> _Görev a_
Kayıtlarda "checklist" kelimesinin geçtiği kaç satır var, söyle; sadece sayıyı yaz. Büyük ve küçük harf farkı dikkate alınsın.
━━━ Metin bölümü ━━━
Hatırla Sevgili: Olgun aşklar

Bunun yanı sıra “büyükler” kontenjanından çok sevdiğim bir çift daha vardı; Sevim ile Mehmet. Birbirlerini geç bulup erken kaybeden çiftlerdendi maalesef. Sevim dışarıdan baktığımızda işinde son derece başarılı, yürüdüğü yoldan asla ödün vermeyecek ve inançları uğruna başına gelen her şeye katlanabilecek güçte bir kadındı. O da tabi bir Gürsoy kadını neticede. Mehmet de, Sevim’in o güçlü görüntüsünün altında taşıdığı ürkek kız çocuğunu fark edip onu bir birlikteliğe ikna etmek için oldukça çabaladı. Dizideki diğer erkek karakterler gibi (bkz; Ahmet, Harun), sabrı ona hayatının aşkını kazandırdı sonunda. Bu konuda Selma’nın Sevim’e korkularını aşması için verdiği desteğin, aralarında asla gelin görümce çekişmesi yaşanmadan, ömür boyu sürdürdükleri dostluklarının da hakkını vermek gerek.
━━━ Satırlar ━━━
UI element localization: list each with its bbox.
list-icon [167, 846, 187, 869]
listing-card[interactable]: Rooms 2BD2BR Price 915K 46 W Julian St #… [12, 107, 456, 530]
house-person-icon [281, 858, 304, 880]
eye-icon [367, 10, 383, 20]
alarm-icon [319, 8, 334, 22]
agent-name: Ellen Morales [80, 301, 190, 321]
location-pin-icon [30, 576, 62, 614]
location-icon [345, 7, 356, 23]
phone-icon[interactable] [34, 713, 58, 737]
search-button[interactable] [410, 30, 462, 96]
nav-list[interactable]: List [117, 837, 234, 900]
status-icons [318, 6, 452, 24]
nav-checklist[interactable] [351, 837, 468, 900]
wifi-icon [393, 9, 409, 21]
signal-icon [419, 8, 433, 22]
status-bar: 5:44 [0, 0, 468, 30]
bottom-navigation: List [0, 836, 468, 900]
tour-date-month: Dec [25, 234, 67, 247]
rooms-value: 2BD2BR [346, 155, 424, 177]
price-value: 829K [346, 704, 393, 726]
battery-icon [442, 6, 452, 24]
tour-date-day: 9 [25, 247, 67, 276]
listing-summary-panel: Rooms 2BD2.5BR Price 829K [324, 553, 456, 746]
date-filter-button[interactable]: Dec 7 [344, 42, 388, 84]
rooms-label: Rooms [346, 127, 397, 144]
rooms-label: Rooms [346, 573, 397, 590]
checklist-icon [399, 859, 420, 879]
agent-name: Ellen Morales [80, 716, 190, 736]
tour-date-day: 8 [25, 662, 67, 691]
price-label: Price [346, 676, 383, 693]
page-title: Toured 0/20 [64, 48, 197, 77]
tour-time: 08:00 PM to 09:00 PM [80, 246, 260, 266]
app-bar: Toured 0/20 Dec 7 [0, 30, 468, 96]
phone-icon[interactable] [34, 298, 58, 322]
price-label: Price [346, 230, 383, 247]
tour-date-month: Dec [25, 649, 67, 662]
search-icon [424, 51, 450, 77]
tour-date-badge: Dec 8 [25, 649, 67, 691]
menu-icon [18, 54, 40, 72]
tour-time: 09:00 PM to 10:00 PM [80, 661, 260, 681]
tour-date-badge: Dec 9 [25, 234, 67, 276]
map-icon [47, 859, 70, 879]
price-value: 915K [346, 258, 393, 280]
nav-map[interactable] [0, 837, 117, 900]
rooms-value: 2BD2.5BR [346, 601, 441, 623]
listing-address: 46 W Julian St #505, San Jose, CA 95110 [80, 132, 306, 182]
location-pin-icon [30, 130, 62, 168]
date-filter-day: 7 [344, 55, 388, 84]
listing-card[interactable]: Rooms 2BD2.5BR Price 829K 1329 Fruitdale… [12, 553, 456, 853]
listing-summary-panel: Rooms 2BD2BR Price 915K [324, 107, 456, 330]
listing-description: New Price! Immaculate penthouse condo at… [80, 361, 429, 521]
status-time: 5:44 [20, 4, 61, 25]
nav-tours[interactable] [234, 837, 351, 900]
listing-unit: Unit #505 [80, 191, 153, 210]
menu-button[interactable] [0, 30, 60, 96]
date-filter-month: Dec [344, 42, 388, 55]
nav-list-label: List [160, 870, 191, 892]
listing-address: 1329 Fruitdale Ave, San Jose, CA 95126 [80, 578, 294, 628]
━━━
> _Görev b_
Hatırla Sevgili'deki olgun aşkları anlatan yazıyı kaldığı yerden devam ettir.

> _Görev cevabı a_
2

> _Görev cevabı b_
Sevim ile Mehmet’in birlikte yetiştirecek bir evlatları daha vardı, yazacak yazıları, savunacak fikirleri, atacak sloganları, okuyacak kitapları vardı daha ama kısmet olmadı. Mehmet'in kurban gittiği “cinayet”, hem kendi hayallerinin hem de Sevim’in hayallerinin yarım kalmasına sebep oldu. Sevim, başlangıçta aralarında bağ kurmakta sıkıntı çektiği Ali’yi sonradan öyle güzel sahiplendi ki, doğurmamasına rağmen gerçek manada anneliği yaşadı onunla. Mehmet’in ardından da evlatlarını en güzel şekilde yetiştirdi. Karayel soyadını da, parmağındaki alyansını da gururla taşıdı hep. Yeğenlerine her daim gösterdiği anlayışlı ve sıcak tavrını da unutmamak gerek.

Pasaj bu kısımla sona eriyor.